(TASK OBJECTIVE):
Restate each entry word for word, leaving nothing out.
====
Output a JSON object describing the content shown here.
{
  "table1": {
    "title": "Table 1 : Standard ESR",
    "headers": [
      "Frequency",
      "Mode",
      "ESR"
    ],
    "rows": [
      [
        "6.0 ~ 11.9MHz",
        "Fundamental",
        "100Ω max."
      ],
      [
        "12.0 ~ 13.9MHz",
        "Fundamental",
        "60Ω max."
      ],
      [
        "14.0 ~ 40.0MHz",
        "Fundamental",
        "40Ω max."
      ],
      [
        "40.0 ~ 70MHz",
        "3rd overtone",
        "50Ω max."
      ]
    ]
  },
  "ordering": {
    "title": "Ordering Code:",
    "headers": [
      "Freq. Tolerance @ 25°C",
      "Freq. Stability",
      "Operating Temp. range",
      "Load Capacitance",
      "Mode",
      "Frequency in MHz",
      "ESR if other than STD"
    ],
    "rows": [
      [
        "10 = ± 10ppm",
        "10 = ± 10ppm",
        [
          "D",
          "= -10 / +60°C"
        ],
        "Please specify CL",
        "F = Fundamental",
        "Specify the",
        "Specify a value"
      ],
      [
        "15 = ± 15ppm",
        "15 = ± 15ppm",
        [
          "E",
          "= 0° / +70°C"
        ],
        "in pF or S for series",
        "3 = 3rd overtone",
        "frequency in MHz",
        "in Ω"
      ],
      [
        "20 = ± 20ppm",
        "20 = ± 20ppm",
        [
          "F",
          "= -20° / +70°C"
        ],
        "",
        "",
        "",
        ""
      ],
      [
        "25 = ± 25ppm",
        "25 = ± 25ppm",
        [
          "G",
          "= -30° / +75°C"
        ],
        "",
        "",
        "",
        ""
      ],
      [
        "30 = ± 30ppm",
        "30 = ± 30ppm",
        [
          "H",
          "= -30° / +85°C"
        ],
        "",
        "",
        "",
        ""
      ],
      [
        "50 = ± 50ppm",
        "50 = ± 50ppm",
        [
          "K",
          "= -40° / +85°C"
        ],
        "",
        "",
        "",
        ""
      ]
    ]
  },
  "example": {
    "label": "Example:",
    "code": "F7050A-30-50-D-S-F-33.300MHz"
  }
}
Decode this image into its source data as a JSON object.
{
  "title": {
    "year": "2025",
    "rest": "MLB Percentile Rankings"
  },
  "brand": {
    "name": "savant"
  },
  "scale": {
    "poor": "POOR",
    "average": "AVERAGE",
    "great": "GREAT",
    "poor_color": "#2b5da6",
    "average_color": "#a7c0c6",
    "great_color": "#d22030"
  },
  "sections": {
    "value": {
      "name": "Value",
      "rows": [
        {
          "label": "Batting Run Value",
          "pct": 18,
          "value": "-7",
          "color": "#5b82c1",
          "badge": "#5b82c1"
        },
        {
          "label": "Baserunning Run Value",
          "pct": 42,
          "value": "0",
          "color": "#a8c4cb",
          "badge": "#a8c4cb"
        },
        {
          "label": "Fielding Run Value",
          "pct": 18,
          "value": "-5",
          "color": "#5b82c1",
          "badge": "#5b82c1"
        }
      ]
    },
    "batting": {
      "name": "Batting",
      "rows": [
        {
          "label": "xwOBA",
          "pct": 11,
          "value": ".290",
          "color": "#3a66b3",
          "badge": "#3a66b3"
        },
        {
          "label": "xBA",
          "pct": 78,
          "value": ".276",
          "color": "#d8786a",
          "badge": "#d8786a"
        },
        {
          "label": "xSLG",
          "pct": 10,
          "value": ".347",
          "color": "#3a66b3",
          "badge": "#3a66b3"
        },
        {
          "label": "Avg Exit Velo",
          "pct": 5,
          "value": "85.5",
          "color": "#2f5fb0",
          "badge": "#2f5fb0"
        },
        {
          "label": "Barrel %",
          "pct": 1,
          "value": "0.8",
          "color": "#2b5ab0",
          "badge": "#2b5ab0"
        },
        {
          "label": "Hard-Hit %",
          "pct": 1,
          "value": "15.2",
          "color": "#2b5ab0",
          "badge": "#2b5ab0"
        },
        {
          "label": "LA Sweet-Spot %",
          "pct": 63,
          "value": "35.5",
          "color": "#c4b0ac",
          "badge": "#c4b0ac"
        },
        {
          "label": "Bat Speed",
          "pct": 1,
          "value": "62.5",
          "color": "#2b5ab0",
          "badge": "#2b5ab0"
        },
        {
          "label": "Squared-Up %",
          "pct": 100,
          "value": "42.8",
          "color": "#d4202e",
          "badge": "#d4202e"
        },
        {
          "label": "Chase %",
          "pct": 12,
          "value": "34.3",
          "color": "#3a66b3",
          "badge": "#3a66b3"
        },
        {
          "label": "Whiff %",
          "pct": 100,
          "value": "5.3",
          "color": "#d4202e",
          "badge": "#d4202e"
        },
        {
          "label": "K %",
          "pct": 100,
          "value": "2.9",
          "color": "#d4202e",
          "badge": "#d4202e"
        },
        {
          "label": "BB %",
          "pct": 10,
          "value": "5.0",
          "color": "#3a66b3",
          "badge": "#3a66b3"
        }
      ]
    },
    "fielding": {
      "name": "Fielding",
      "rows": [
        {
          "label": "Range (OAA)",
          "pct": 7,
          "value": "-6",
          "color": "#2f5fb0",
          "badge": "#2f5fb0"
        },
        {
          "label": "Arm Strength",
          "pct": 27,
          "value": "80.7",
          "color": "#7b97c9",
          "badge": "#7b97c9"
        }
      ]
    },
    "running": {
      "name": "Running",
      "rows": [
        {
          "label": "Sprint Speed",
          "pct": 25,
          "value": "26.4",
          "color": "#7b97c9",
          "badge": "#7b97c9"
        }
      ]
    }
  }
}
====
(WRITTEN ANSWER):
Output a JSON object describing the content shown here.
{
  "table1": {
    "title": "Table 1 : Standard ESR",
    "headers": [
      "Frequency",
      "Mode",
      "ESR"
    ],
    "rows": [
      [
        "6.0 ~ 11.9MHz",
        "Fundamental",
        "100Ω max."
      ],
      [
        "12.0 ~ 13.9MHz",
        "Fundamental",
        "60Ω max."
      ],
      [
        "14.0 ~ 40.0MHz",
        "Fundamental",
        "40Ω max."
      ],
      [
        "40.0 ~ 70MHz",
        "3rd overtone",
        "50Ω max."
      ]
    ]
  },
  "ordering": {
    "title": "Ordering Code:",
    "headers": [
      "Freq. Tolerance @ 25°C",
      "Freq. Stability",
      "Operating Temp. range",
      "Load Capacitance",
      "Mode",
      "Frequency in MHz",
      "ESR if other than STD"
    ],
    "rows": [
      [
        "10 = ± 10ppm",
        "10 = ± 10ppm",
        [
          "D",
          "= -10 / +60°C"
        ],
        "Please specify CL",
        "F = Fundamental",
        "Specify the",
        "Specify a value"
      ],
      [
        "15 = ± 15ppm",
        "15 = ± 15ppm",
        [
          "E",
          "= 0° / +70°C"
        ],
        "in pF or S for series",
        "3 = 3rd overtone",
        "frequency in MHz",
        "in Ω"
      ],
      [
        "20 = ± 20ppm",
        "20 = ± 20ppm",
        [
          "F",
          "= -20° / +70°C"
        ],
        "",
        "",
        "",
        ""
      ],
      [
        "25 = ± 25ppm",
        "25 = ± 25ppm",
        [
          "G",
          "= -30° / +75°C"
        ],
        "",
        "",
        "",
        ""
      ],
      [
        "30 = ± 30ppm",
        "30 = ± 30ppm",
        [
          "H",
          "= -30° / +85°C"
        ],
        "",
        "",
        "",
        ""
      ],
      [
        "50 = ± 50ppm",
        "50 = ± 50ppm",
        [
          "K",
          "= -40° / +85°C"
        ],
        "",
        "",
        "",
        ""
      ]
    ]
  },
  "example": {
    "label": "Example:",
    "code": "F7050A-30-50-D-S-F-33.300MHz"
  }
}
Decode this image into its source data as a JSON object.
{
  "title": {
    "year": "2025",
    "rest": "MLB Percentile Rankings"
  },
  "brand": {
    "name": "savant"
  },
  "scale": {
    "poor": "POOR",
    "average": "AVERAGE",
    "great": "GREAT",
    "poor_color": "#2b5da6",
    "average_color": "#a7c0c6",
    "great_color": "#d22030"
  },
  "sections": {
    "value": {
      "name": "Value",
      "rows": [
        {
          "label": "Batting Run Value",
          "pct": 18,
          "value": "-7",
          "color": "#5b82c1",
          "badge": "#5b82c1"
        },
        {
          "label": "Baserunning Run Value",
          "pct": 42,
          "value": "0",
          "color": "#a8c4cb",
          "badge": "#a8c4cb"
        },
        {
          "label": "Fielding Run Value",
          "pct": 18,
          "value": "-5",
          "color": "#5b82c1",
          "badge": "#5b82c1"
        }
      ]
    },
    "batting": {
      "name": "Batting",
      "rows": [
        {
          "label": "xwOBA",
          "pct": 11,
          "value": ".290",
          "color": "#3a66b3",
          "badge": "#3a66b3"
        },
        {
          "label": "xBA",
          "pct": 78,
          "value": ".276",
          "color": "#d8786a",
          "badge": "#d8786a"
        },
        {
          "label": "xSLG",
          "pct": 10,
          "value": ".347",
          "color": "#3a66b3",
          "badge": "#3a66b3"
        },
        {
          "label": "Avg Exit Velo",
          "pct": 5,
          "value": "85.5",
          "color": "#2f5fb0",
          "badge": "#2f5fb0"
        },
        {
          "label": "Barrel %",
          "pct": 1,
          "value": "0.8",
          "color": "#2b5ab0",
          "badge": "#2b5ab0"
        },
        {
          "label": "Hard-Hit %",
          "pct": 1,
          "value": "15.2",
          "color": "#2b5ab0",
          "badge": "#2b5ab0"
        },
        {
          "label": "LA Sweet-Spot %",
          "pct": 63,
          "value": "35.5",
          "color": "#c4b0ac",
          "badge": "#c4b0ac"
        },
        {
          "label": "Bat Speed",
          "pct": 1,
          "value": "62.5",
          "color": "#2b5ab0",
          "badge": "#2b5ab0"
        },
        {
          "label": "Squared-Up %",
          "pct": 100,
          "value": "42.8",
          "color": "#d4202e",
          "badge": "#d4202e"
        },
        {
          "label": "Chase %",
          "pct": 12,
          "value": "34.3",
          "color": "#3a66b3",
          "badge": "#3a66b3"
        },
        {
          "label": "Whiff %",
          "pct": 100,
          "value": "5.3",
          "color": "#d4202e",
          "badge": "#d4202e"
        },
        {
          "label": "K %",
          "pct": 100,
          "value": "2.9",
          "color": "#d4202e",
          "badge": "#d4202e"
        },
        {
          "label": "BB %",
          "pct": 10,
          "value": "5.0",
          "color": "#3a66b3",
          "badge": "#3a66b3"
        }
      ]
    },
    "fielding": {
      "name": "Fielding",
      "rows": [
        {
          "label": "Range (OAA)",
          "pct": 7,
          "value": "-6",
          "color": "#2f5fb0",
          "badge": "#2f5fb0"
        },
        {
          "label": "Arm Strength",
          "pct": 27,
          "value": "80.7",
          "color": "#7b97c9",
          "badge": "#7b97c9"
        }
      ]
    },
    "running": {
      "name": "Running",
      "rows": [
        {
          "label": "Sprint Speed",
          "pct": 25,
          "value": "26.4",
          "color": "#7b97c9",
          "badge": "#7b97c9"
        }
      ]
    }
  }
}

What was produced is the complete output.